Data in this exercise
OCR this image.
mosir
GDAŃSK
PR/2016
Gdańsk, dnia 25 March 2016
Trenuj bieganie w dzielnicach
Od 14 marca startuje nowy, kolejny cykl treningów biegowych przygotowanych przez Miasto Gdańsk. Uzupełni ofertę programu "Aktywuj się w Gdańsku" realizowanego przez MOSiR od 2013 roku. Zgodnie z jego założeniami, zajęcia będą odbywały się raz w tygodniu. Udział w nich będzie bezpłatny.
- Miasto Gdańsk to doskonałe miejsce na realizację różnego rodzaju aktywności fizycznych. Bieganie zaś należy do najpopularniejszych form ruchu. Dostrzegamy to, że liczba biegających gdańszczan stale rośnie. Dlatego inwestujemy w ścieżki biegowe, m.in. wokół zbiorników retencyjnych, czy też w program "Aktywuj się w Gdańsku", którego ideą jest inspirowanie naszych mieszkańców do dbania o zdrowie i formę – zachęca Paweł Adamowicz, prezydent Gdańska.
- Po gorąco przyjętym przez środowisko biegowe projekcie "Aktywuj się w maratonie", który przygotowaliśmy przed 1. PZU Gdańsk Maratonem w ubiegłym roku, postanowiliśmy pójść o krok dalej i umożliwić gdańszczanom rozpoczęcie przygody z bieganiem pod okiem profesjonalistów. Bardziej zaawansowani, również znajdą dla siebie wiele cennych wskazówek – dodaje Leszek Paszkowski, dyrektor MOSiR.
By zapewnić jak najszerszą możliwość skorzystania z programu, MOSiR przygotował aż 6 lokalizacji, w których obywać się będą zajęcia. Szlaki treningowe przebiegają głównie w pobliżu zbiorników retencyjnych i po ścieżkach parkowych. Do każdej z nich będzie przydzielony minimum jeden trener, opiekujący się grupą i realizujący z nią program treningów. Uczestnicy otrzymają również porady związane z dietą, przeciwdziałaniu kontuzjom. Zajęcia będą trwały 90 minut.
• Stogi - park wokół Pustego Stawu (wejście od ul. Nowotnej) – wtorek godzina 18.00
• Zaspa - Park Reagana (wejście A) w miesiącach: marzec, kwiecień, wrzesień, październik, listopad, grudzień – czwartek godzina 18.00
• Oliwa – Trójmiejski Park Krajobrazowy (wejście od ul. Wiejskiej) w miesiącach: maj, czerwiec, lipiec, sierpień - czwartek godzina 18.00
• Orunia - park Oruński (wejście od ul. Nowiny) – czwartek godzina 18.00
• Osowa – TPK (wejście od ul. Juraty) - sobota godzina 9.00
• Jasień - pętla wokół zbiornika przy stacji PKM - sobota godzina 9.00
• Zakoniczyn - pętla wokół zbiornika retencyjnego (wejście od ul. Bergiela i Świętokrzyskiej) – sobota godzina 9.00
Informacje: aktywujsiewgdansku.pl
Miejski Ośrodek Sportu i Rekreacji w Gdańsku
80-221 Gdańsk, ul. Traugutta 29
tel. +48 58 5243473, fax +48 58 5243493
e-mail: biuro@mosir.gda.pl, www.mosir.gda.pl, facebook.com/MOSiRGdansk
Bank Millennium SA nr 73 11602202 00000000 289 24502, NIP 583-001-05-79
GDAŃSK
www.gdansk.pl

Short task
Restate each record word for word.

Correct result
OCR this image.
mosir
GDAŃSK
PR/2016
Gdańsk, dnia 25 March 2016
Trenuj bieganie w dzielnicach
Od 14 marca startuje nowy, kolejny cykl treningów biegowych przygotowanych przez Miasto Gdańsk. Uzupełni ofertę programu "Aktywuj się w Gdańsku" realizowanego przez MOSiR od 2013 roku. Zgodnie z jego założeniami, zajęcia będą odbywały się raz w tygodniu. Udział w nich będzie bezpłatny.
- Miasto Gdańsk to doskonałe miejsce na realizację różnego rodzaju aktywności fizycznych. Bieganie zaś należy do najpopularniejszych form ruchu. Dostrzegamy to, że liczba biegających gdańszczan stale rośnie. Dlatego inwestujemy w ścieżki biegowe, m.in. wokół zbiorników retencyjnych, czy też w program "Aktywuj się w Gdańsku", którego ideą jest inspirowanie naszych mieszkańców do dbania o zdrowie i formę – zachęca Paweł Adamowicz, prezydent Gdańska.
- Po gorąco przyjętym przez środowisko biegowe projekcie "Aktywuj się w maratonie", który przygotowaliśmy przed 1. PZU Gdańsk Maratonem w ubiegłym roku, postanowiliśmy pójść o krok dalej i umożliwić gdańszczanom rozpoczęcie przygody z bieganiem pod okiem profesjonalistów. Bardziej zaawansowani, również znajdą dla siebie wiele cennych wskazówek – dodaje Leszek Paszkowski, dyrektor MOSiR.
By zapewnić jak najszerszą możliwość skorzystania z programu, MOSiR przygotował aż 6 lokalizacji, w których obywać się będą zajęcia. Szlaki treningowe przebiegają głównie w pobliżu zbiorników retencyjnych i po ścieżkach parkowych. Do każdej z nich będzie przydzielony minimum jeden trener, opiekujący się grupą i realizujący z nią program treningów. Uczestnicy otrzymają również porady związane z dietą, przeciwdziałaniu kontuzjom. Zajęcia będą trwały 90 minut.
• Stogi - park wokół Pustego Stawu (wejście od ul. Nowotnej) – wtorek godzina 18.00
• Zaspa - Park Reagana (wejście A) w miesiącach: marzec, kwiecień, wrzesień, październik, listopad, grudzień – czwartek godzina 18.00
• Oliwa – Trójmiejski Park Krajobrazowy (wejście od ul. Wiejskiej) w miesiącach: maj, czerwiec, lipiec, sierpień - czwartek godzina 18.00
• Orunia - park Oruński (wejście od ul. Nowiny) – czwartek godzina 18.00
• Osowa – TPK (wejście od ul. Juraty) - sobota godzina 9.00
• Jasień - pętla wokół zbiornika przy stacji PKM - sobota godzina 9.00
• Zakoniczyn - pętla wokół zbiornika retencyjnego (wejście od ul. Bergiela i Świętokrzyskiej) – sobota godzina 9.00
Informacje: aktywujsiewgdansku.pl
Miejski Ośrodek Sportu i Rekreacji w Gdańsku
80-221 Gdańsk, ul. Traugutta 29
tel. +48 58 5243473, fax +48 58 5243493
e-mail: biuro@mosir.gda.pl, www.mosir.gda.pl, facebook.com/MOSiRGdansk
Bank Millennium SA nr 73 11602202 00000000 289 24502, NIP 583-001-05-79
GDAŃSK
www.gdansk.pl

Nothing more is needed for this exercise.